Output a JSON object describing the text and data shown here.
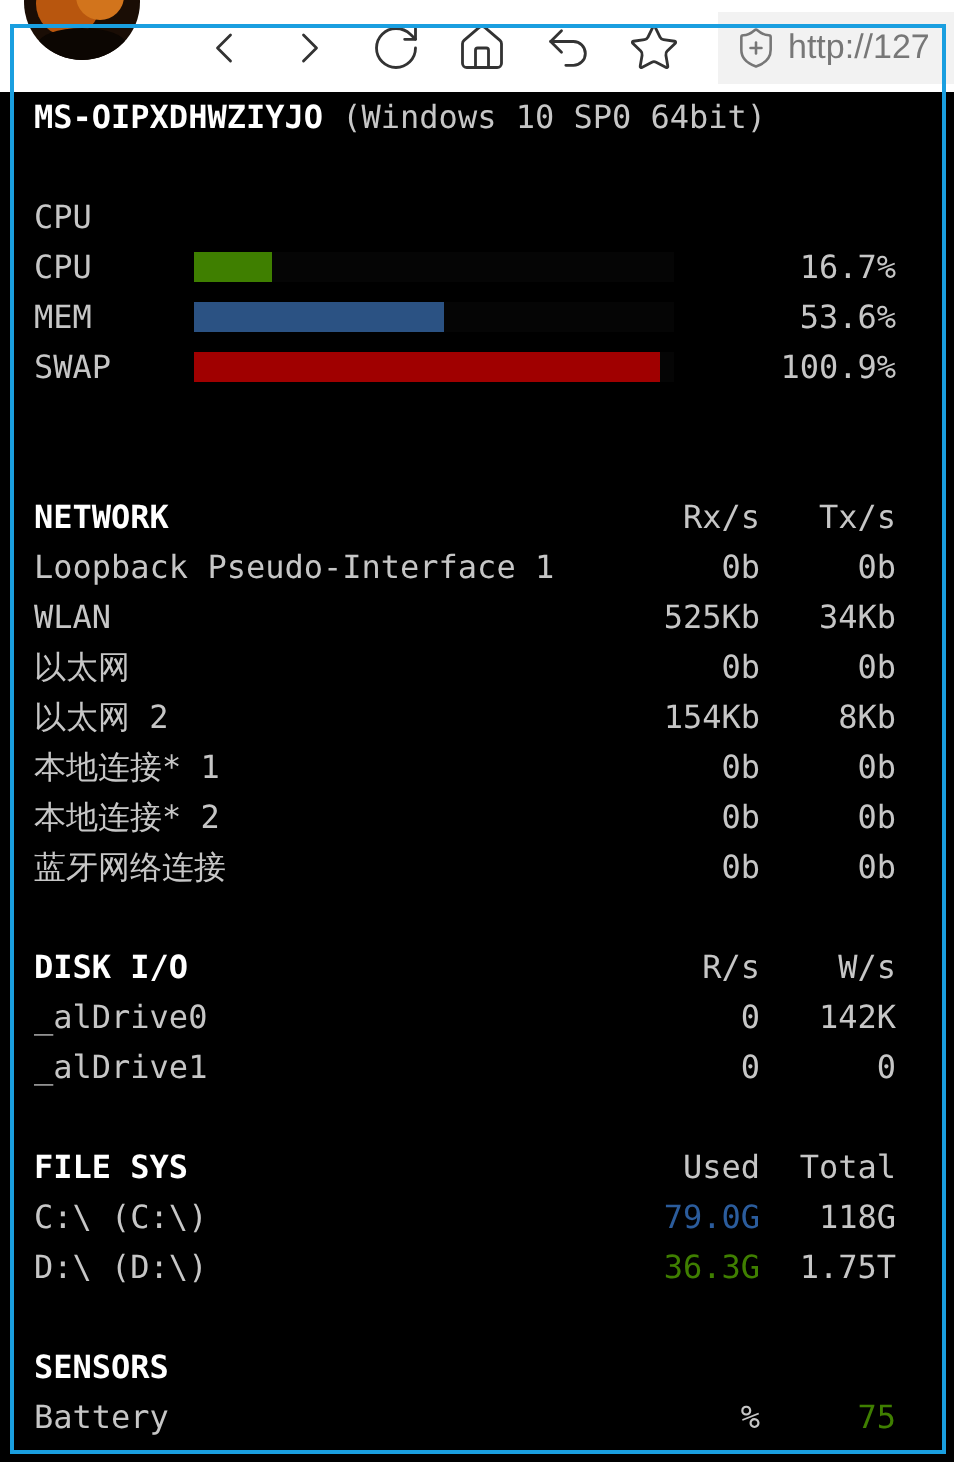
{
  "browser": {
    "address": "http://127"
  },
  "host": {
    "name": "MS-OIPXDHWZIYJO",
    "os": "(Windows 10 SP0 64bit)"
  },
  "cpu": {
    "title": "CPU",
    "meters": [
      {
        "label": "CPU",
        "level": 0.167,
        "reading": "16.7%",
        "color": "#3f7f00"
      },
      {
        "label": "MEM",
        "level": 0.536,
        "reading": "53.6%",
        "color": "#2b5283"
      },
      {
        "label": "SWAP",
        "level": 1.0,
        "reading": "100.9%",
        "color": "#a00000"
      }
    ]
  },
  "sections": [
    {
      "title": "NETWORK",
      "columns": [
        "Rx/s",
        "Tx/s"
      ],
      "rows": [
        {
          "name": "Loopback Pseudo-Interface 1",
          "cells": [
            {
              "text": "0b"
            },
            {
              "text": "0b"
            }
          ]
        },
        {
          "name": "WLAN",
          "cells": [
            {
              "text": "525Kb"
            },
            {
              "text": "34Kb"
            }
          ]
        },
        {
          "name": "以太网",
          "cells": [
            {
              "text": "0b"
            },
            {
              "text": "0b"
            }
          ]
        },
        {
          "name": "以太网 2",
          "cells": [
            {
              "text": "154Kb"
            },
            {
              "text": "8Kb"
            }
          ]
        },
        {
          "name": "本地连接* 1",
          "cells": [
            {
              "text": "0b"
            },
            {
              "text": "0b"
            }
          ]
        },
        {
          "name": "本地连接* 2",
          "cells": [
            {
              "text": "0b"
            },
            {
              "text": "0b"
            }
          ]
        },
        {
          "name": "蓝牙网络连接",
          "cells": [
            {
              "text": "0b"
            },
            {
              "text": "0b"
            }
          ]
        }
      ]
    },
    {
      "title": "DISK I/O",
      "columns": [
        "R/s",
        "W/s"
      ],
      "rows": [
        {
          "name": "_alDrive0",
          "cells": [
            {
              "text": "0"
            },
            {
              "text": "142K"
            }
          ]
        },
        {
          "name": "_alDrive1",
          "cells": [
            {
              "text": "0"
            },
            {
              "text": "0"
            }
          ]
        }
      ]
    },
    {
      "title": "FILE SYS",
      "columns": [
        "Used",
        "Total"
      ],
      "rows": [
        {
          "name": "C:\\ (C:\\)",
          "cells": [
            {
              "text": "79.0G",
              "color": "#2b5c9c"
            },
            {
              "text": "118G"
            }
          ]
        },
        {
          "name": "D:\\ (D:\\)",
          "cells": [
            {
              "text": "36.3G",
              "color": "#3f7f00"
            },
            {
              "text": "1.75T"
            }
          ]
        }
      ]
    },
    {
      "title": "SENSORS",
      "rows": [
        {
          "name": "Battery",
          "cells": [
            {
              "text": "%"
            },
            {
              "text": "75",
              "color": "#3f7f00"
            }
          ]
        }
      ]
    }
  ]
}
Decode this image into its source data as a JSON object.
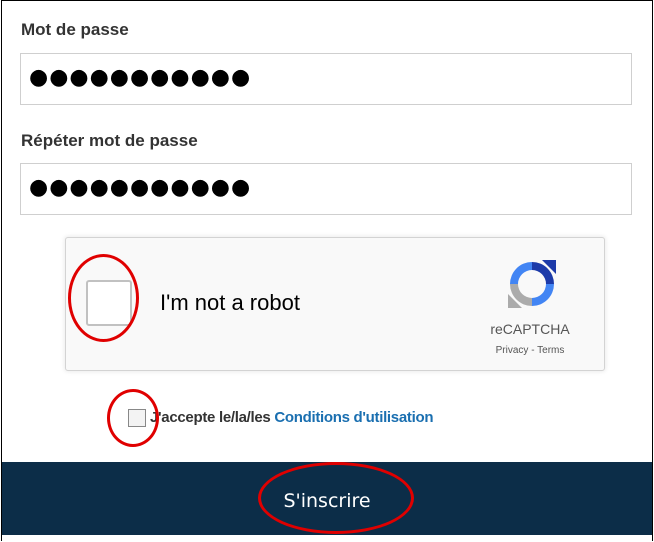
{
  "password": {
    "label": "Mot de passe",
    "value": "●●●●●●●●●●●"
  },
  "repeat_password": {
    "label": "Répéter mot de passe",
    "value": "●●●●●●●●●●●"
  },
  "captcha": {
    "label": "I'm not a robot",
    "brand": "reCAPTCHA",
    "privacy": "Privacy",
    "separator": " - ",
    "terms": "Terms"
  },
  "terms": {
    "prefix": "J'accepte le/la/les ",
    "link": "Conditions d'utilisation"
  },
  "submit_label": "S'inscrire",
  "colors": {
    "submit_bg": "#0c2d48",
    "link": "#1a6fb0",
    "annotation": "#e00000"
  }
}
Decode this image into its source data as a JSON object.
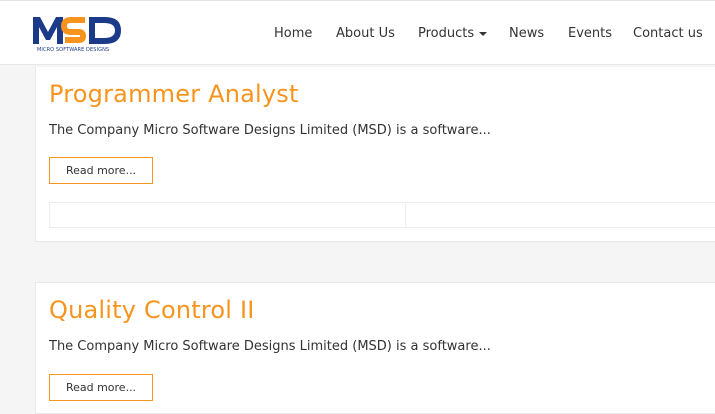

DIRECTIONS FOR THIS TASK: Copy all the records above exactly, but leave out the pictures.

CORRECT RESPONSE:
Output a JSON object describing the text and data shown here.
{
  "browser": {
    "address": "http://127"
  },
  "host": {
    "name": "MS-OIPXDHWZIYJO",
    "os": "(Windows 10 SP0 64bit)"
  },
  "cpu": {
    "title": "CPU",
    "meters": [
      {
        "label": "CPU",
        "level": 0.167,
        "reading": "16.7%",
        "color": "#3f7f00"
      },
      {
        "label": "MEM",
        "level": 0.536,
        "reading": "53.6%",
        "color": "#2b5283"
      },
      {
        "label": "SWAP",
        "level": 1.0,
        "reading": "100.9%",
        "color": "#a00000"
      }
    ]
  },
  "sections": [
    {
      "title": "NETWORK",
      "columns": [
        "Rx/s",
        "Tx/s"
      ],
      "rows": [
        {
          "name": "Loopback Pseudo-Interface 1",
          "cells": [
            {
              "text": "0b"
            },
            {
              "text": "0b"
            }
          ]
        },
        {
          "name": "WLAN",
          "cells": [
            {
              "text": "525Kb"
            },
            {
              "text": "34Kb"
            }
          ]
        },
        {
          "name": "以太网",
          "cells": [
            {
              "text": "0b"
            },
            {
              "text": "0b"
            }
          ]
        },
        {
          "name": "以太网 2",
          "cells": [
            {
              "text": "154Kb"
            },
            {
              "text": "8Kb"
            }
          ]
        },
        {
          "name": "本地连接* 1",
          "cells": [
            {
              "text": "0b"
            },
            {
              "text": "0b"
            }
          ]
        },
        {
          "name": "本地连接* 2",
          "cells": [
            {
              "text": "0b"
            },
            {
              "text": "0b"
            }
          ]
        },
        {
          "name": "蓝牙网络连接",
          "cells": [
            {
              "text": "0b"
            },
            {
              "text": "0b"
            }
          ]
        }
      ]
    },
    {
      "title": "DISK I/O",
      "columns": [
        "R/s",
        "W/s"
      ],
      "rows": [
        {
          "name": "_alDrive0",
          "cells": [
            {
              "text": "0"
            },
            {
              "text": "142K"
            }
          ]
        },
        {
          "name": "_alDrive1",
          "cells": [
            {
              "text": "0"
            },
            {
              "text": "0"
            }
          ]
        }
      ]
    },
    {
      "title": "FILE SYS",
      "columns": [
        "Used",
        "Total"
      ],
      "rows": [
        {
          "name": "C:\\ (C:\\)",
          "cells": [
            {
              "text": "79.0G",
              "color": "#2b5c9c"
            },
            {
              "text": "118G"
            }
          ]
        },
        {
          "name": "D:\\ (D:\\)",
          "cells": [
            {
              "text": "36.3G",
              "color": "#3f7f00"
            },
            {
              "text": "1.75T"
            }
          ]
        }
      ]
    },
    {
      "title": "SENSORS",
      "rows": [
        {
          "name": "Battery",
          "cells": [
            {
              "text": "%"
            },
            {
              "text": "75",
              "color": "#3f7f00"
            }
          ]
        }
      ]
    }
  ]
}
Decode this image into its source data as a JSON object.
{
  "password": {
    "label": "Mot de passe",
    "value": "●●●●●●●●●●●"
  },
  "repeat_password": {
    "label": "Répéter mot de passe",
    "value": "●●●●●●●●●●●"
  },
  "captcha": {
    "label": "I'm not a robot",
    "brand": "reCAPTCHA",
    "privacy": "Privacy",
    "separator": " - ",
    "terms": "Terms"
  },
  "terms": {
    "prefix": "J'accepte le/la/les ",
    "link": "Conditions d'utilisation"
  },
  "submit_label": "S'inscrire",
  "colors": {
    "submit_bg": "#0c2d48",
    "link": "#1a6fb0",
    "annotation": "#e00000"
  }
}
Decode this image into its source data as a JSON object.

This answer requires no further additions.